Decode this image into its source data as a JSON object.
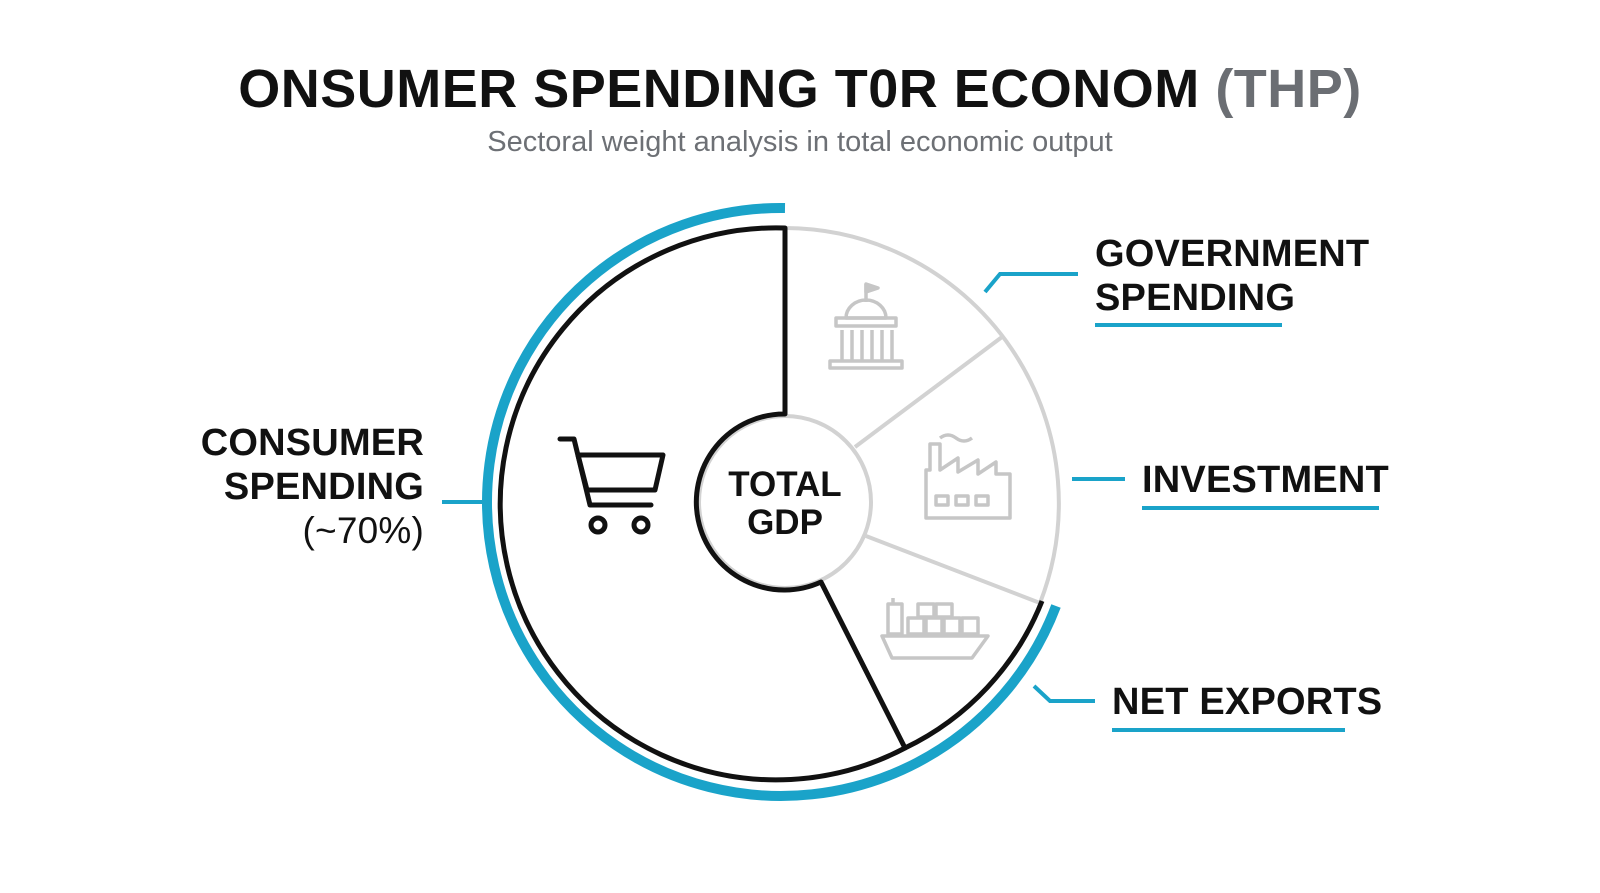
{
  "header": {
    "title_main": "ONSUMER SPENDING T0R ECONOM",
    "title_accent": "(THP)",
    "subtitle": "Sectoral weight analysis in total economic output"
  },
  "center": {
    "line1": "TOTAL",
    "line2": "GDP"
  },
  "segments": [
    {
      "line1": "CONSUMER",
      "line2": "SPENDING",
      "share": "(~70%)",
      "icon": "shopping-cart-icon"
    },
    {
      "line1": "GOVERNMENT",
      "line2": "SPENDING",
      "icon": "government-building-icon"
    },
    {
      "line1": "INVESTMENT",
      "icon": "factory-icon"
    },
    {
      "line1": "NET EXPORTS",
      "icon": "cargo-ship-icon"
    }
  ],
  "colors": {
    "accent": "#1aa3c9",
    "dark": "#111111",
    "muted": "#cfcfcf",
    "subtitle": "#6d7075"
  }
}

## SET EXERCISE:
Set the entries down again exactly. Do not include the images.

## REPLY:
Decode this image into its source data as a JSON object.
{
  "header": {
    "title_main": "ONSUMER SPENDING T0R ECONOM",
    "title_accent": "(THP)",
    "subtitle": "Sectoral weight analysis in total economic output"
  },
  "center": {
    "line1": "TOTAL",
    "line2": "GDP"
  },
  "segments": [
    {
      "line1": "CONSUMER",
      "line2": "SPENDING",
      "share": "(~70%)",
      "icon": "shopping-cart-icon"
    },
    {
      "line1": "GOVERNMENT",
      "line2": "SPENDING",
      "icon": "government-building-icon"
    },
    {
      "line1": "INVESTMENT",
      "icon": "factory-icon"
    },
    {
      "line1": "NET EXPORTS",
      "icon": "cargo-ship-icon"
    }
  ],
  "colors": {
    "accent": "#1aa3c9",
    "dark": "#111111",
    "muted": "#cfcfcf",
    "subtitle": "#6d7075"
  }
}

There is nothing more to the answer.